> _Job_
Return each line of the listing that contains the string "Krupińskie".

☆ ☆ ☆ ☆ ☆

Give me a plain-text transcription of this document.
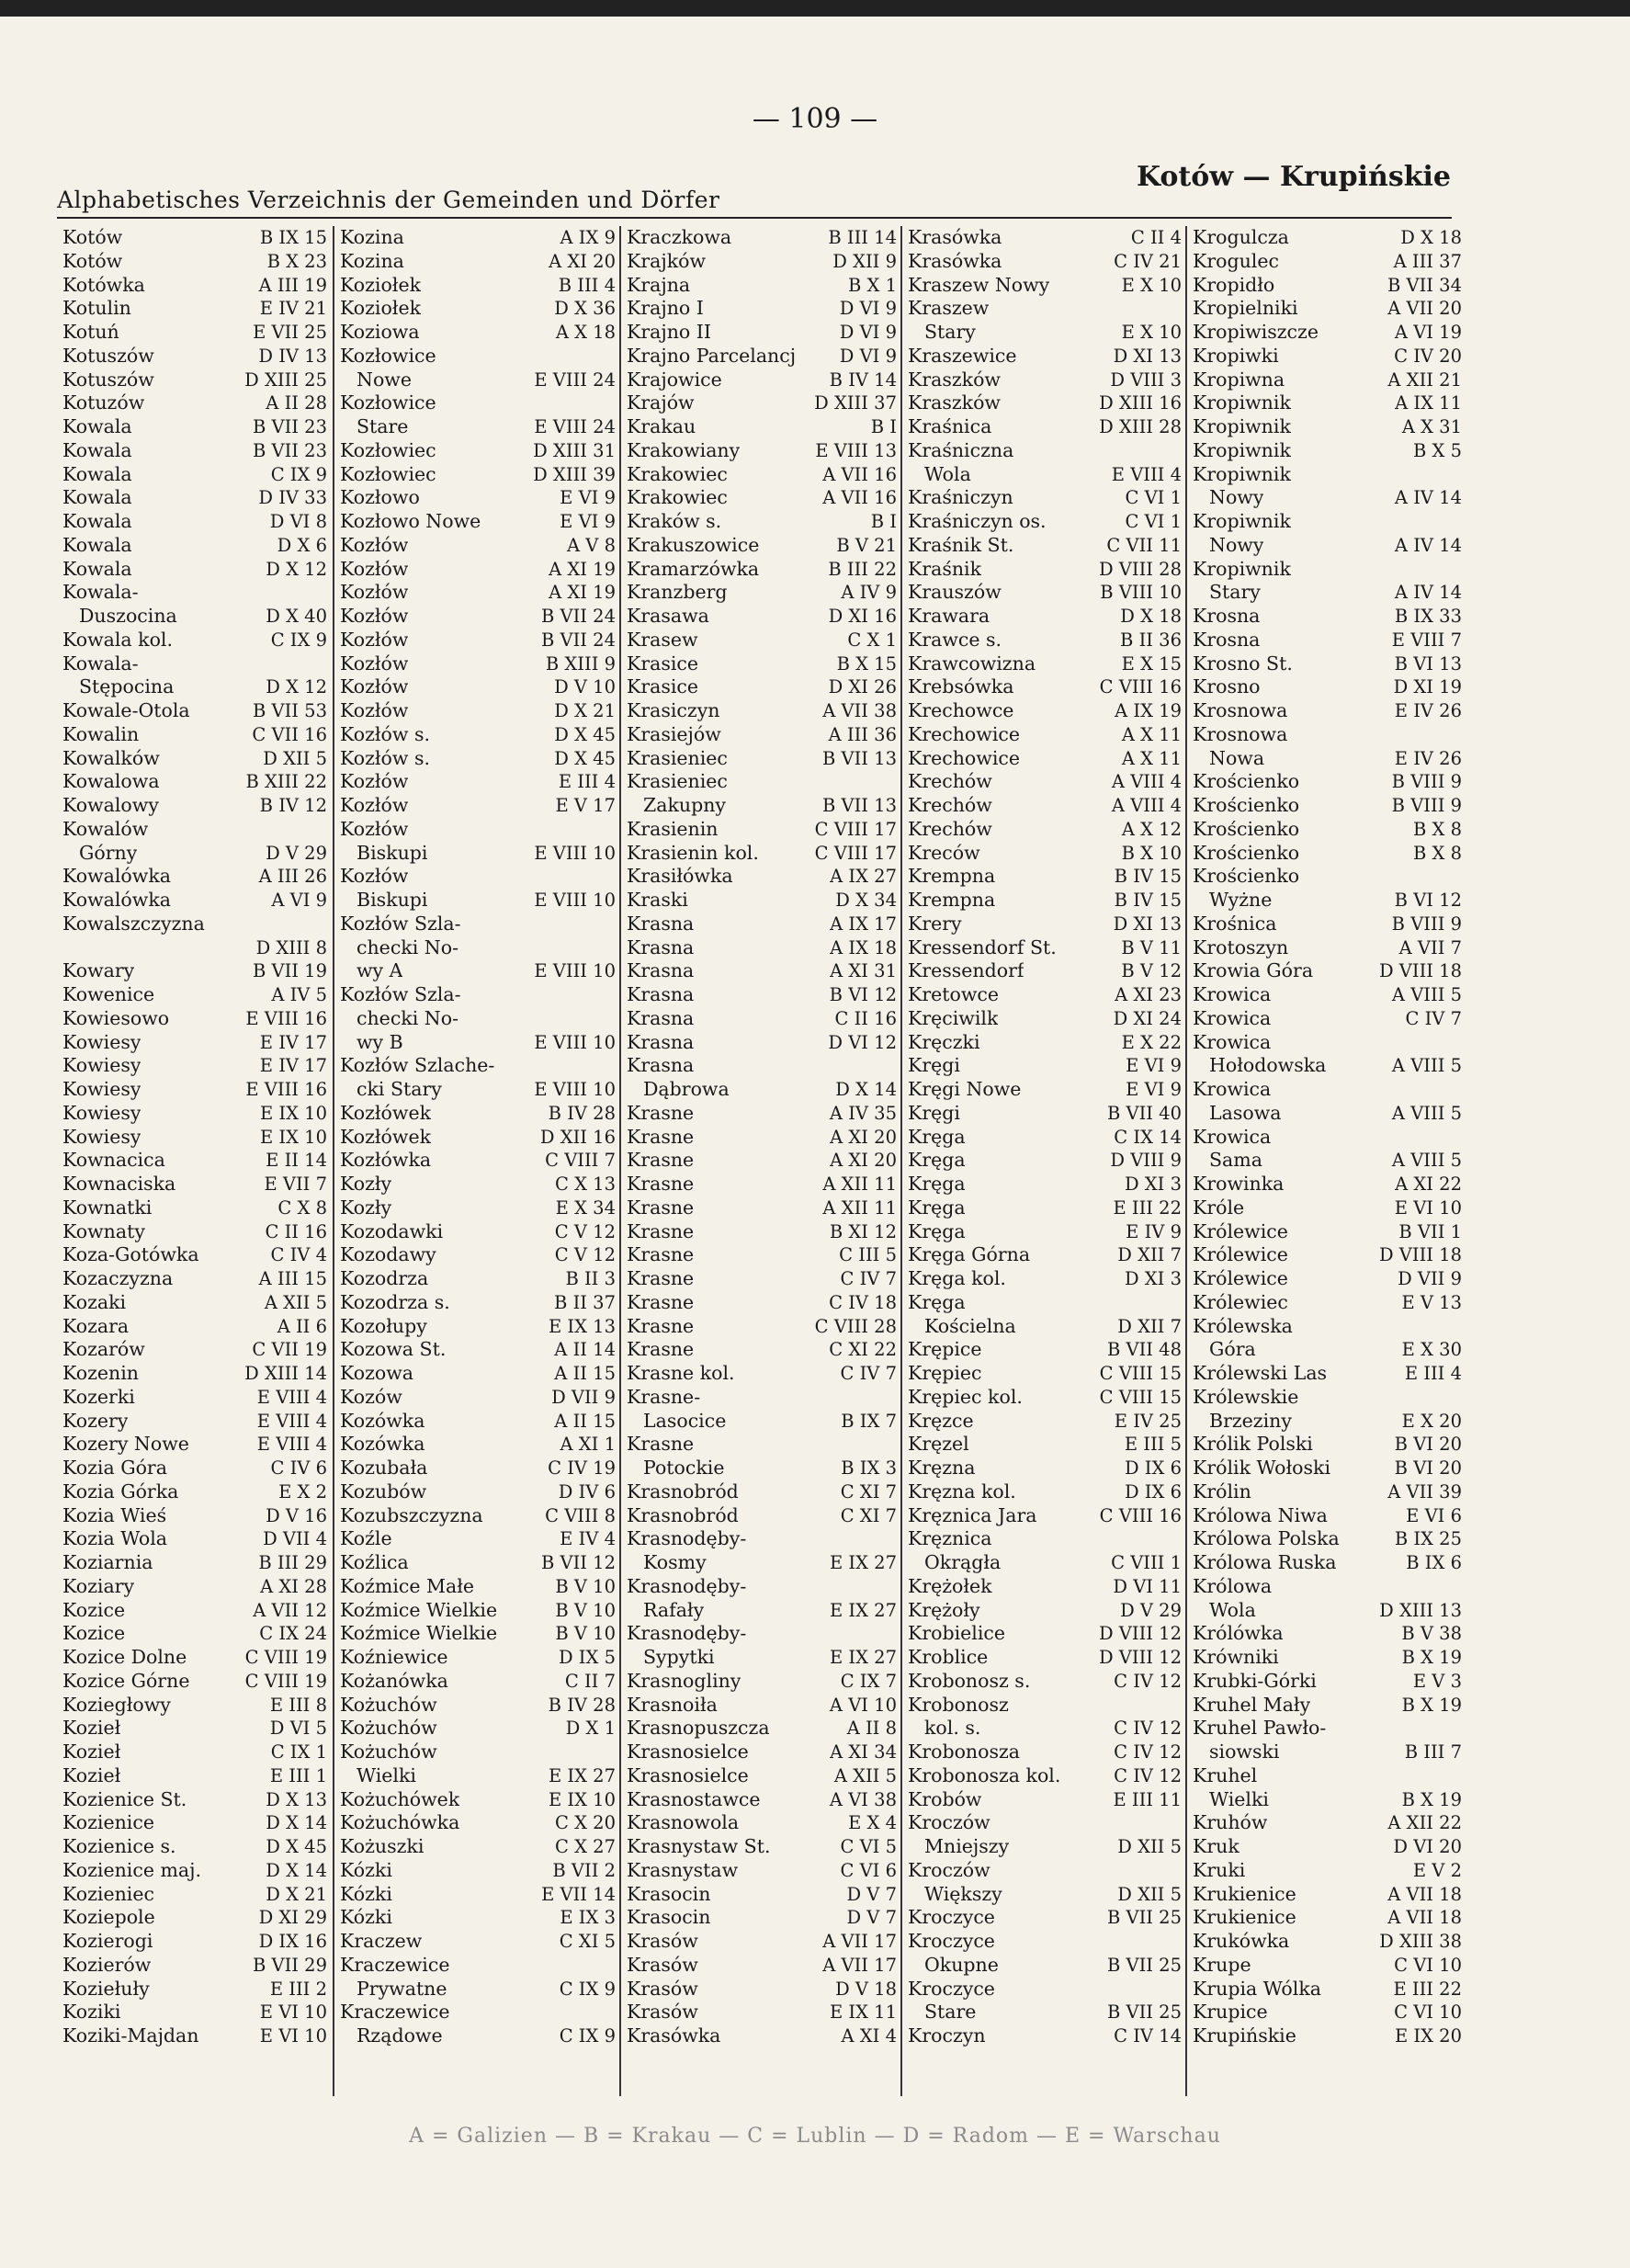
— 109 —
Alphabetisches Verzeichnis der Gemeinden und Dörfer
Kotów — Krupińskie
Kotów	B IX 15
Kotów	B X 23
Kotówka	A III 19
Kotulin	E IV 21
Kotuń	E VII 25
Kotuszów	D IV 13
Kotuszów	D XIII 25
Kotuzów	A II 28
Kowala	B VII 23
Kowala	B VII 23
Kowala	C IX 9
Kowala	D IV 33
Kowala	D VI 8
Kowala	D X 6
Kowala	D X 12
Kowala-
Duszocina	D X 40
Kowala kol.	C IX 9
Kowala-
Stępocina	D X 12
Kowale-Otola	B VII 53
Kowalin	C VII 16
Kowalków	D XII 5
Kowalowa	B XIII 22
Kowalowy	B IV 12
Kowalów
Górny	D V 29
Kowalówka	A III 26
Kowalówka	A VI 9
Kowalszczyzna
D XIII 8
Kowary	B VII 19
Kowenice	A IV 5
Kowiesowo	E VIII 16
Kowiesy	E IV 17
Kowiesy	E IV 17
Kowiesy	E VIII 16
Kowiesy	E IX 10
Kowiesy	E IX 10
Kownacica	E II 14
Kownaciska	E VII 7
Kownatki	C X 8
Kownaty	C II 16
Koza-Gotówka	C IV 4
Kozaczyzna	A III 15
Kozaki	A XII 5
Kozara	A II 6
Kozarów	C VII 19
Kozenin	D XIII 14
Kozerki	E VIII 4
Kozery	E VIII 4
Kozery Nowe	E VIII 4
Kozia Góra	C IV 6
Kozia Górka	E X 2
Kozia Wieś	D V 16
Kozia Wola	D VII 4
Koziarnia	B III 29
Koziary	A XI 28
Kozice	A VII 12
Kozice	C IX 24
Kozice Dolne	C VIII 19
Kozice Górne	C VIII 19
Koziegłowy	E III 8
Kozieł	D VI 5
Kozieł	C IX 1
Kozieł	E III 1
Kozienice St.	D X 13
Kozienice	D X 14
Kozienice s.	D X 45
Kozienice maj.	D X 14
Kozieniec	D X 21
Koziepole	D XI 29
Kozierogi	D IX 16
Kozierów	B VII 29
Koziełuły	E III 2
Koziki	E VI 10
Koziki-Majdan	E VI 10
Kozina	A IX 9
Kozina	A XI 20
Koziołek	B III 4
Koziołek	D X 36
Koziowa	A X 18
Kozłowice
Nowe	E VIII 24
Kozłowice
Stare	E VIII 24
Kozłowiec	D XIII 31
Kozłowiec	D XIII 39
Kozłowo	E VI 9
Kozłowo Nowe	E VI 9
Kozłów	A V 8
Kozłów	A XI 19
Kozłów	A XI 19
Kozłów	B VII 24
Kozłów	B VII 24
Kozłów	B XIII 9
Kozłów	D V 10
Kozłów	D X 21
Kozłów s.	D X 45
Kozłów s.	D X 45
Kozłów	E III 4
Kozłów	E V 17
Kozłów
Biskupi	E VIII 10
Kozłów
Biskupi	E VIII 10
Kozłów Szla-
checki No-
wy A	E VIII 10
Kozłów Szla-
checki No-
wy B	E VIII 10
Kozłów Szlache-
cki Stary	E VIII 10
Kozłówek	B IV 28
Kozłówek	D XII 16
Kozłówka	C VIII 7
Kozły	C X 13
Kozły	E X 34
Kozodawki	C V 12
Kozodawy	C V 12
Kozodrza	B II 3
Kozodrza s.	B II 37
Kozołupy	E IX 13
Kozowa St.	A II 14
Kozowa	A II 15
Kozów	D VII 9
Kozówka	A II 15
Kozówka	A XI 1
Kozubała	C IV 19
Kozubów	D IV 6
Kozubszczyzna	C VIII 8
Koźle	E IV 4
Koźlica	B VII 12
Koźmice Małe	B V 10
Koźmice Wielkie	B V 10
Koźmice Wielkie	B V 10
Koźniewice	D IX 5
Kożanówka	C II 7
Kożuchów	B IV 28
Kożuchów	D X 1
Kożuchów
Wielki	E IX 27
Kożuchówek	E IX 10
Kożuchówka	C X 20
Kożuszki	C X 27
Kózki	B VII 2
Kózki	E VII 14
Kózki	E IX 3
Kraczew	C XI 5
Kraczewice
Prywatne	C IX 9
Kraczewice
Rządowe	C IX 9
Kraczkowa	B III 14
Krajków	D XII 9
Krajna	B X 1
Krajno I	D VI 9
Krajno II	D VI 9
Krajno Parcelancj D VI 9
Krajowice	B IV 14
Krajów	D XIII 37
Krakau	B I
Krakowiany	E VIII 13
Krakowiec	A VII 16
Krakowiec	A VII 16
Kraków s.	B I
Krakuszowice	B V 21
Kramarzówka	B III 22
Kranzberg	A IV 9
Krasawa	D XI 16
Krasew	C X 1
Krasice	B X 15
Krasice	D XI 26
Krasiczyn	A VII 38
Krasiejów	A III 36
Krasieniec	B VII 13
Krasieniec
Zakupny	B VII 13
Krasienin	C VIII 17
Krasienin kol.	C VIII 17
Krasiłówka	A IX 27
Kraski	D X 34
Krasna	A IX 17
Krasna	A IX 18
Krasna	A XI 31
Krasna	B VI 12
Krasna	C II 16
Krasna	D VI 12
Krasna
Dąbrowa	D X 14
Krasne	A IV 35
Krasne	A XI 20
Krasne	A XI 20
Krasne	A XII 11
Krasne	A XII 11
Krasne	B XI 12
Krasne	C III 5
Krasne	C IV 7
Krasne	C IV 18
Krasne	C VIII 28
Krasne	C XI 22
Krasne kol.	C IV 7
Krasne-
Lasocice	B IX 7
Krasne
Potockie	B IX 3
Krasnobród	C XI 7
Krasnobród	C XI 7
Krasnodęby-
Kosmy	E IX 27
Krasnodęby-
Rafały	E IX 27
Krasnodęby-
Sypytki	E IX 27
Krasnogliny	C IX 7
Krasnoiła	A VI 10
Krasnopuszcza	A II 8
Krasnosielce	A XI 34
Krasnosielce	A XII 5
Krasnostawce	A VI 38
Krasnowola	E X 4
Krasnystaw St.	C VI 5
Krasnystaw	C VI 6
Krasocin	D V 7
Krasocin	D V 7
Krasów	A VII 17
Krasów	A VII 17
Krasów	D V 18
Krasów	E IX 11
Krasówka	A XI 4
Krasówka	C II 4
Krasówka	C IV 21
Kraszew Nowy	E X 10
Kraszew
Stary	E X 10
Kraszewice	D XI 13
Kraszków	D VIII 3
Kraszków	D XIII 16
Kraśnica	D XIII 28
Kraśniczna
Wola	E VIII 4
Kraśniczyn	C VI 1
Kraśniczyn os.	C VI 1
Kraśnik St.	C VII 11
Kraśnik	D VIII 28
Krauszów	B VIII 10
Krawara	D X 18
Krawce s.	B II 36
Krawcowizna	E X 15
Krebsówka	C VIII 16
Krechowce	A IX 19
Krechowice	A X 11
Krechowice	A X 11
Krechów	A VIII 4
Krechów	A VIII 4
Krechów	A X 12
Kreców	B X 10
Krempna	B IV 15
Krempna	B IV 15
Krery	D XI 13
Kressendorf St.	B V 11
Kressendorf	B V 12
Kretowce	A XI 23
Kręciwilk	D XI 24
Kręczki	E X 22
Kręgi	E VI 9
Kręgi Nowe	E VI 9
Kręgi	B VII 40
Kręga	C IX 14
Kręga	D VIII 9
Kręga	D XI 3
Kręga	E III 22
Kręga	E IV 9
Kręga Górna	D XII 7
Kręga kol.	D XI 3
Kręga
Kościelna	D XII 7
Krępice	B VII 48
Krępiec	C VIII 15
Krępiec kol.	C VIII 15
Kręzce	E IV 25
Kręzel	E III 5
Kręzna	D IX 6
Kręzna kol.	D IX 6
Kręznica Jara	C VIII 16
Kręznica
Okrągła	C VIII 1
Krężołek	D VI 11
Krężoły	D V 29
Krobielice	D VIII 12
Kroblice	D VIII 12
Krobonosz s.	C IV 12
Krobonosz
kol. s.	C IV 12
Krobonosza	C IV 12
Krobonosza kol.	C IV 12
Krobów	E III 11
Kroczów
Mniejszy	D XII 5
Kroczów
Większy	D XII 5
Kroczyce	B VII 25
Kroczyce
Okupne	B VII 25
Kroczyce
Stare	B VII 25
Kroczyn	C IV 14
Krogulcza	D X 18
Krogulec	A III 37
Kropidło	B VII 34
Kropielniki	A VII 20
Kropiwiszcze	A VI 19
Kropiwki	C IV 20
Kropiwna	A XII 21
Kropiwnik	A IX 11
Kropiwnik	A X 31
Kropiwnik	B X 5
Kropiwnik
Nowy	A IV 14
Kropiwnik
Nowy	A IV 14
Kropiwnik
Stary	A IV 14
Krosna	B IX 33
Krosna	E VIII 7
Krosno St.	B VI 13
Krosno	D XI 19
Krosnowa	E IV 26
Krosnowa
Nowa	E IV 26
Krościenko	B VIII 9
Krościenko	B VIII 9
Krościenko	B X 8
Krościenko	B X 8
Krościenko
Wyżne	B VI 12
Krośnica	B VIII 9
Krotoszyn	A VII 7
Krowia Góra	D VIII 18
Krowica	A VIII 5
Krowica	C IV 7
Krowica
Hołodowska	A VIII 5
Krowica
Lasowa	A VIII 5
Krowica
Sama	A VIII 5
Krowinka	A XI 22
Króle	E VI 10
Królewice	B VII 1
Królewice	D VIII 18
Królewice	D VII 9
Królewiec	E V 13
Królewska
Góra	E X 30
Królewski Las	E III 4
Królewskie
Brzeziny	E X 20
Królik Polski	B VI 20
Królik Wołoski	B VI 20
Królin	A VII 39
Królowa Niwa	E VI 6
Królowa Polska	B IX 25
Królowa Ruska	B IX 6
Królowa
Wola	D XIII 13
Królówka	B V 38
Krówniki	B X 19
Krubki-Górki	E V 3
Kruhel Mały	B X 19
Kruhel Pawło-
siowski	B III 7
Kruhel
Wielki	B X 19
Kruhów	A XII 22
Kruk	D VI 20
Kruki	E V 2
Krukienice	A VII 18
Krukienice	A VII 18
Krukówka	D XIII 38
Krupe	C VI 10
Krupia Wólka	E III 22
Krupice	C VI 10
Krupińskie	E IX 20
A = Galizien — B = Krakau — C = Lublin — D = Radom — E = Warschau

☆ ☆ ☆ ☆ ☆

> _Reply_
Kotów — Krupińskie
Krupińskie	E IX 20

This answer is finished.